__Task goal__: Lay out the rows below as a Markdown table with the columns Number and Content, starting with the first line and going on through the line that contains "690, 469, 703]". Number each line and leave out blank lines.
── Supplied entries
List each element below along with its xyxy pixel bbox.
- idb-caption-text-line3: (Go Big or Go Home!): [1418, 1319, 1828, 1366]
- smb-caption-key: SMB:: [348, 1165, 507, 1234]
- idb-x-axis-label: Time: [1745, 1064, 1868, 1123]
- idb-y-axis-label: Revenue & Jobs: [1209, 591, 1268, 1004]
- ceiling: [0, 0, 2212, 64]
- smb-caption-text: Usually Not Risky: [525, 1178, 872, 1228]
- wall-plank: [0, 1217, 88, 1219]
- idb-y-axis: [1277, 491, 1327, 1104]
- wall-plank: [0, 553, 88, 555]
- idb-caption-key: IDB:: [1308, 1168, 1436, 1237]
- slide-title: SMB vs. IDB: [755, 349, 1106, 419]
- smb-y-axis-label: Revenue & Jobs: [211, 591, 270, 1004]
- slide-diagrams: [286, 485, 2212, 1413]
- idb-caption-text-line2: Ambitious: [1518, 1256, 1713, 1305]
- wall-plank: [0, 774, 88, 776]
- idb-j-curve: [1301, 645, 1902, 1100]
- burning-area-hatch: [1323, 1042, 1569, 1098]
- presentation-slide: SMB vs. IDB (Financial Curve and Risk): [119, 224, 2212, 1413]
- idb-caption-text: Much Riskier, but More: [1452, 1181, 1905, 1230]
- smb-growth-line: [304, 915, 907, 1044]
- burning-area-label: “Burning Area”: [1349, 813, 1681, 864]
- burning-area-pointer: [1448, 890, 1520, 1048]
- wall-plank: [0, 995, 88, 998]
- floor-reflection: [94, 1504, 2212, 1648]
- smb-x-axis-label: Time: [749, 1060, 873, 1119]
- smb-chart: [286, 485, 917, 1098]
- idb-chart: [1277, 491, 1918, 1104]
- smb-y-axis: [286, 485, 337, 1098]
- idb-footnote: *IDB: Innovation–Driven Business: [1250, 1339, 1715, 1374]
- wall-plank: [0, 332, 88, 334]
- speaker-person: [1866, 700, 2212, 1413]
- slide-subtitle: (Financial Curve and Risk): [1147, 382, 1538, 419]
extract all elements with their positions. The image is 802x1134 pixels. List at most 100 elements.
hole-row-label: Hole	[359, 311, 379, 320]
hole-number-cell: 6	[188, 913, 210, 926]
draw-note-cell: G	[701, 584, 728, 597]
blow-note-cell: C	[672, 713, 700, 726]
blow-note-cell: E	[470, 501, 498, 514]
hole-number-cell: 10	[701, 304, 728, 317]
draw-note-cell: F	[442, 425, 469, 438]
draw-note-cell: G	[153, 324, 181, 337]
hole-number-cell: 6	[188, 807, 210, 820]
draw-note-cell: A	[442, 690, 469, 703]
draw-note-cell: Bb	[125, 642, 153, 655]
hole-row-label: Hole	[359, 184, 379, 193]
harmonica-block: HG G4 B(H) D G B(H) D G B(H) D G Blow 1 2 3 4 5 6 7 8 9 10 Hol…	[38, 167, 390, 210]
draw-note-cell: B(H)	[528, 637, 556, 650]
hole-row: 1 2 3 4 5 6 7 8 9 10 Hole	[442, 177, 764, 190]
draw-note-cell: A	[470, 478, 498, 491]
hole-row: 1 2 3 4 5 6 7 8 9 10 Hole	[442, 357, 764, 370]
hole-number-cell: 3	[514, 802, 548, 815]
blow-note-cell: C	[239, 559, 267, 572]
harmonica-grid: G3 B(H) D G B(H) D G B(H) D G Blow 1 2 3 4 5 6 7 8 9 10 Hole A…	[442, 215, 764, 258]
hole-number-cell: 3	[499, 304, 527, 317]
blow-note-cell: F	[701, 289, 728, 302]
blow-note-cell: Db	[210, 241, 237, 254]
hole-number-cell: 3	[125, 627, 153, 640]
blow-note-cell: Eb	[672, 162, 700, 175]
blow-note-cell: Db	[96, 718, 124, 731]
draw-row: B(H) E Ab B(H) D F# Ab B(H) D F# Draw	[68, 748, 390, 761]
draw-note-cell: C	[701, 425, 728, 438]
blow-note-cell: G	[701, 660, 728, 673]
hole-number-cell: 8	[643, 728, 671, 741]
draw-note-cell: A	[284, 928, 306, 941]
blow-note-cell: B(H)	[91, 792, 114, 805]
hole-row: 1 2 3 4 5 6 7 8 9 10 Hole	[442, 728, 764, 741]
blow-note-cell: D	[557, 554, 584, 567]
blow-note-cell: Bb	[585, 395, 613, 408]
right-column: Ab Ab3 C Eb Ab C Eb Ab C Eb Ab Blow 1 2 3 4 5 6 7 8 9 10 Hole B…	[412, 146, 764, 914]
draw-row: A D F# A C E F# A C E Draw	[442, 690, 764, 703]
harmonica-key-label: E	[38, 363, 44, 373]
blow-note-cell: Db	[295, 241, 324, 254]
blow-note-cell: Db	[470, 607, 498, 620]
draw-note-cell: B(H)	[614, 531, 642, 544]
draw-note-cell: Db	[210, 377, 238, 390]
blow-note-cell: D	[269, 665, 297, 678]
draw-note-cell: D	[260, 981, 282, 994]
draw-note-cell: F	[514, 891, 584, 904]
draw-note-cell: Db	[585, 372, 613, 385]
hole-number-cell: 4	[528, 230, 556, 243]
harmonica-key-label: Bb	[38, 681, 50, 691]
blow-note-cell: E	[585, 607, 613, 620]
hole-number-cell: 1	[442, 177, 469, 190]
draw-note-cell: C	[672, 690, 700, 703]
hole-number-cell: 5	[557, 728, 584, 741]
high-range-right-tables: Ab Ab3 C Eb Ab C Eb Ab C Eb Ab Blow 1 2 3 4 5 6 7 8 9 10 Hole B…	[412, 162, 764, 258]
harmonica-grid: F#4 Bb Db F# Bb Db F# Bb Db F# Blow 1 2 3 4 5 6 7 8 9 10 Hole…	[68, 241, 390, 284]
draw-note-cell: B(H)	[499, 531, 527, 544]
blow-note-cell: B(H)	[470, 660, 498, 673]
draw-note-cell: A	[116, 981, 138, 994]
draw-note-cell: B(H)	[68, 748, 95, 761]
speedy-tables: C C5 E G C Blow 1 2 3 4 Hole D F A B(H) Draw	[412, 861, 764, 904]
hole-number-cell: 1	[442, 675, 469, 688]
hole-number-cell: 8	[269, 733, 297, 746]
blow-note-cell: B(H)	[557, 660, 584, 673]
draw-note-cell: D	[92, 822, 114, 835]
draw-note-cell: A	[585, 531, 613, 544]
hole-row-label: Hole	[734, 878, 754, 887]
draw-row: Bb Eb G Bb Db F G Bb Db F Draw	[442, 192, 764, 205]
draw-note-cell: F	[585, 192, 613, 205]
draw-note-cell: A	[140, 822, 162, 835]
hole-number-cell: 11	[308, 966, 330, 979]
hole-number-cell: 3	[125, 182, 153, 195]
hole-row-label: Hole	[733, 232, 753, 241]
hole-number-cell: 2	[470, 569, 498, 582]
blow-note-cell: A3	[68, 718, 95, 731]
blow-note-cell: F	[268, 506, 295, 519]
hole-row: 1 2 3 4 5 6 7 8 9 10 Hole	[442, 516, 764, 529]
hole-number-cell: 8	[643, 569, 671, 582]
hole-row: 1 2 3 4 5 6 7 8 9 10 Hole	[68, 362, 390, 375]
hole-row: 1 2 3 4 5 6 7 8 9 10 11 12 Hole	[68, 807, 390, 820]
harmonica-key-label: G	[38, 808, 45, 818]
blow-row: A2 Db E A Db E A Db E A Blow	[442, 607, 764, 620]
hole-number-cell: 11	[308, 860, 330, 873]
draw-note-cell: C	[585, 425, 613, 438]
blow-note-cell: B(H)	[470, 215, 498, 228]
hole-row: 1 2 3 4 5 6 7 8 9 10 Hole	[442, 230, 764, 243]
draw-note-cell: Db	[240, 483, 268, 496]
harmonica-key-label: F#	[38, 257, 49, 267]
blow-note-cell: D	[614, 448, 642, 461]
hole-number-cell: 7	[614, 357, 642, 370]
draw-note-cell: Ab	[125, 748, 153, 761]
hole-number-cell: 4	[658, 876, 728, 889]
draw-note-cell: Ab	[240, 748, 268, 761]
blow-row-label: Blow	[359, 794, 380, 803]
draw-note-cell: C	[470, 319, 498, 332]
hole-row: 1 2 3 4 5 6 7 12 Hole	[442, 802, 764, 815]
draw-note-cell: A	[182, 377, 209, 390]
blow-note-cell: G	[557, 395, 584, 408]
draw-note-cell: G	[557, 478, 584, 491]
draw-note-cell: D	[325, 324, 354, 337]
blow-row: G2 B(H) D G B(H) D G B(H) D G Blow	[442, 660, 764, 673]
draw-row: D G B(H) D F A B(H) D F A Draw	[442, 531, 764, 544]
────
__Answer for this exercise__:
| Number | Content |
|---|---|
| 1 | List each element below along with its xyxy pixel bbox. |
| 2 | - idb-caption-text-line3: (Go Big or Go Home!): [1418, 1319, 1828, 1366] |
| 3 | - smb-caption-key: SMB:: [348, 1165, 507, 1234] |
| 4 | - idb-x-axis-label: Time: [1745, 1064, 1868, 1123] |
| 5 | - idb-y-axis-label: Revenue & Jobs: [1209, 591, 1268, 1004] |
| 6 | - ceiling: [0, 0, 2212, 64] |
| 7 | - smb-caption-text: Usually Not Risky: [525, 1178, 872, 1228] |
| 8 | - wall-plank: [0, 1217, 88, 1219] |
| 9 | - idb-y-axis: [1277, 491, 1327, 1104] |
| 10 | - wall-plank: [0, 553, 88, 555] |
| 11 | - idb-caption-key: IDB:: [1308, 1168, 1436, 1237] |
| 12 | - slide-title: SMB vs. IDB: [755, 349, 1106, 419] |
| 13 | - smb-y-axis-label: Revenue & Jobs: [211, 591, 270, 1004] |
| 14 | - slide-diagrams: [286, 485, 2212, 1413] |
| 15 | - idb-caption-text-line2: Ambitious: [1518, 1256, 1713, 1305] |
| 16 | - wall-plank: [0, 774, 88, 776] |
| 17 | - idb-j-curve: [1301, 645, 1902, 1100] |
| 18 | - burning-area-hatch: [1323, 1042, 1569, 1098] |
| 19 | - presentation-slide: SMB vs. IDB (Financial Curve and Risk): [119, 224, 2212, 1413] |
| 20 | - idb-caption-text: Much Riskier, but More: [1452, 1181, 1905, 1230] |
| 21 | - smb-growth-line: [304, 915, 907, 1044] |
| 22 | - burning-area-label: “Burning Area”: [1349, 813, 1681, 864] |
| 23 | - burning-area-pointer: [1448, 890, 1520, 1048] |
| 24 | - wall-plank: [0, 995, 88, 998] |
| 25 | - floor-reflection: [94, 1504, 2212, 1648] |
| 26 | - smb-x-axis-label: Time: [749, 1060, 873, 1119] |
| 27 | - smb-chart: [286, 485, 917, 1098] |
| 28 | - idb-chart: [1277, 491, 1918, 1104] |
| 29 | - smb-y-axis: [286, 485, 337, 1098] |
| 30 | - idb-footnote: *IDB: Innovation–Driven Business: [1250, 1339, 1715, 1374] |
| 31 | - wall-plank: [0, 332, 88, 334] |
| 32 | - speaker-person: [1866, 700, 2212, 1413] |
| 33 | - slide-subtitle: (Financial Curve and Risk): [1147, 382, 1538, 419] |
| 34 | extract all elements with their positions. The image is 802x1134 pixels. List at most 100 elements. |
| 35 | hole-row-label: Hole	[359, 311, 379, 320] |
| 36 | hole-number-cell: 6	[188, 913, 210, 926] |
| 37 | draw-note-cell: G	[701, 584, 728, 597] |
| 38 | blow-note-cell: C	[672, 713, 700, 726] |
| 39 | blow-note-cell: E	[470, 501, 498, 514] |
| 40 | hole-number-cell: 10	[701, 304, 728, 317] |
| 41 | draw-note-cell: F	[442, 425, 469, 438] |
| 42 | draw-note-cell: G	[153, 324, 181, 337] |
| 43 | hole-number-cell: 6	[188, 807, 210, 820] |
| 44 | draw-note-cell: A	[442, 690, 469, 703] |